◆ What you will do ◆
In the entries below, find every line holding the string "this" and collect it.

◆ Data rows ◆

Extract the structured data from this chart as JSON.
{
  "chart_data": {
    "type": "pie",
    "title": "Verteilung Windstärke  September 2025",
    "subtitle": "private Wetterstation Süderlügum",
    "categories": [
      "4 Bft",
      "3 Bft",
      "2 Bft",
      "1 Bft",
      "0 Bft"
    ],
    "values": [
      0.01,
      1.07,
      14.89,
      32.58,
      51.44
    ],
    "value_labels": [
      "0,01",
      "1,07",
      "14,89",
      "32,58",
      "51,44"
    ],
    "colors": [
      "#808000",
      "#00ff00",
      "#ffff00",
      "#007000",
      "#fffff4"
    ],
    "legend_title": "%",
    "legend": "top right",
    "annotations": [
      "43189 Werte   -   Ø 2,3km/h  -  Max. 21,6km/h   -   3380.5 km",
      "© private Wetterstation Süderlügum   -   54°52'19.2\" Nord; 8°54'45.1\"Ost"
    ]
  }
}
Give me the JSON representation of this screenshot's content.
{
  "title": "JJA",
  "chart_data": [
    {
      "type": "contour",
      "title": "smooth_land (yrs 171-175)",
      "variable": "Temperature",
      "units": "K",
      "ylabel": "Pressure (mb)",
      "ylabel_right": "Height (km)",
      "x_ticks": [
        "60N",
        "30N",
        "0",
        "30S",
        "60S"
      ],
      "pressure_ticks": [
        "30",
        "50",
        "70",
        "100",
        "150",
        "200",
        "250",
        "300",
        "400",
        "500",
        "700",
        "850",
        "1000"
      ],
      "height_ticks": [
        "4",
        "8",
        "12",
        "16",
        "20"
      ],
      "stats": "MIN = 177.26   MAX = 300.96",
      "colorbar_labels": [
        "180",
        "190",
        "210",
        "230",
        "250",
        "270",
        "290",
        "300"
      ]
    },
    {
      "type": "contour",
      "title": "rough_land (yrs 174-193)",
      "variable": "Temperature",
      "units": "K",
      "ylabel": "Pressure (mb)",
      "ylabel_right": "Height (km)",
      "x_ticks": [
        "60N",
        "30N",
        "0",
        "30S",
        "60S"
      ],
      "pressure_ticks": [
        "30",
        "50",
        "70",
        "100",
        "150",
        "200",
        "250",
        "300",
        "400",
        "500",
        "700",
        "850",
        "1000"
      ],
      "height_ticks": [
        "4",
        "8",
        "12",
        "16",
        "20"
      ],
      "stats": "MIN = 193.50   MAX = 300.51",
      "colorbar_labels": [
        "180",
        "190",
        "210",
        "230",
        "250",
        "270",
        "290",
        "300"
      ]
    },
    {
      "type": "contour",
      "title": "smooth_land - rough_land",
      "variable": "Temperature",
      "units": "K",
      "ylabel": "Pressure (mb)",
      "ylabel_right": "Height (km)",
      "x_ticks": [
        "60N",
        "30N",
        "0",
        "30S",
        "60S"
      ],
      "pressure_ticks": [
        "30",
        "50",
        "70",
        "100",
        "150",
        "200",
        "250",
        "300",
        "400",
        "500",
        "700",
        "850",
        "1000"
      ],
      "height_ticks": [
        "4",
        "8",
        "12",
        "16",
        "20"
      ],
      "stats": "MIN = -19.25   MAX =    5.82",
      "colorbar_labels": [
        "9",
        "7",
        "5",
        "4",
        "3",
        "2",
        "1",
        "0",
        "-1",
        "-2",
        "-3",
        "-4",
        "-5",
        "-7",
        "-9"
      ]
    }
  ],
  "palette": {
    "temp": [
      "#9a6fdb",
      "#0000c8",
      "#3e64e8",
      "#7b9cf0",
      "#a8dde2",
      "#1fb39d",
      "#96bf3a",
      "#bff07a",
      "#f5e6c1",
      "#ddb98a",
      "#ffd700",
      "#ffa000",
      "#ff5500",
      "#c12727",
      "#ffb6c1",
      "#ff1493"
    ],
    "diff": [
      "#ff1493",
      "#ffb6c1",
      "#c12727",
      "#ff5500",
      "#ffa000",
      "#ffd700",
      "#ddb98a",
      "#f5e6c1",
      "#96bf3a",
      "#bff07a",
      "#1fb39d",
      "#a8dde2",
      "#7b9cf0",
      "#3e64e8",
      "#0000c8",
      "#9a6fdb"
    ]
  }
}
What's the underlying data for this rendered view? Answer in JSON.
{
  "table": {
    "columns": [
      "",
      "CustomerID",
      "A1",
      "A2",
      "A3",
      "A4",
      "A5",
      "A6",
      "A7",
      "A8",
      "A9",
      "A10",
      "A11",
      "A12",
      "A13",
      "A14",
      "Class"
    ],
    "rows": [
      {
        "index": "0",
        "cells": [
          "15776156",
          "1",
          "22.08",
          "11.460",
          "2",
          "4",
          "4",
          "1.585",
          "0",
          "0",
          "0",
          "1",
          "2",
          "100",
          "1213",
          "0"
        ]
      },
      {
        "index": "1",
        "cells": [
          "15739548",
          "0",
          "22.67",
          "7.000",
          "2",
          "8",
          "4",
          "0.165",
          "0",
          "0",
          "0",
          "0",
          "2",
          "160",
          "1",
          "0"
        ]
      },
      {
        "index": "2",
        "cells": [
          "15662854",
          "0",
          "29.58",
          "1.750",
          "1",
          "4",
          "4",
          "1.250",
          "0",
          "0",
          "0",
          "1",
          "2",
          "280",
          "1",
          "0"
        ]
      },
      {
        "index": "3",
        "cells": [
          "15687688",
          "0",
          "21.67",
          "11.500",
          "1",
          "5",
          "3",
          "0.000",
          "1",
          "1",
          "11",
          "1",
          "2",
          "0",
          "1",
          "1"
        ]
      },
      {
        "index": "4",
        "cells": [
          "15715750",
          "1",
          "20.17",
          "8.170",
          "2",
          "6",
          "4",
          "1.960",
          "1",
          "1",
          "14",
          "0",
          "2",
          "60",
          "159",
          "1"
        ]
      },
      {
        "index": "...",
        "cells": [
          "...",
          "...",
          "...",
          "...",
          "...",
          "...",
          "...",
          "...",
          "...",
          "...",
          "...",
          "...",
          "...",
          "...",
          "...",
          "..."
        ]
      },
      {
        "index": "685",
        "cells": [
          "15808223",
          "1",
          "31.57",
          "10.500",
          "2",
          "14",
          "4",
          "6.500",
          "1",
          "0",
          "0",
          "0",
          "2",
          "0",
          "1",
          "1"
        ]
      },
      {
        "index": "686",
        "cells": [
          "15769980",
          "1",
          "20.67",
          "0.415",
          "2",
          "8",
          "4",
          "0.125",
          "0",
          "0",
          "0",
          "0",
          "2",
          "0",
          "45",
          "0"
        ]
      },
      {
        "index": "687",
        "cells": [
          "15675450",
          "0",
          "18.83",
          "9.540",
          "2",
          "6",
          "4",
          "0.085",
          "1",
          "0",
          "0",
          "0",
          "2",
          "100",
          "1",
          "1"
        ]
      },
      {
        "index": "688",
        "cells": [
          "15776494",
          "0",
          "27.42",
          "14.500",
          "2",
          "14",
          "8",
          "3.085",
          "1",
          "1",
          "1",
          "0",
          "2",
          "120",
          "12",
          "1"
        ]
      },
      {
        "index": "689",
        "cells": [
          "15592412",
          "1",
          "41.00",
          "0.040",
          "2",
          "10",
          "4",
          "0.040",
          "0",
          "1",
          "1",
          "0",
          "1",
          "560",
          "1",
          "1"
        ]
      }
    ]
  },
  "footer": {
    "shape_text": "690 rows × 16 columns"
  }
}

◆ Answer to the exercise ◆
Extract the structured data from this chart as JSON.
Give me the JSON representation of this screenshot's content.
What's the underlying data for this rendered view? Answer in JSON.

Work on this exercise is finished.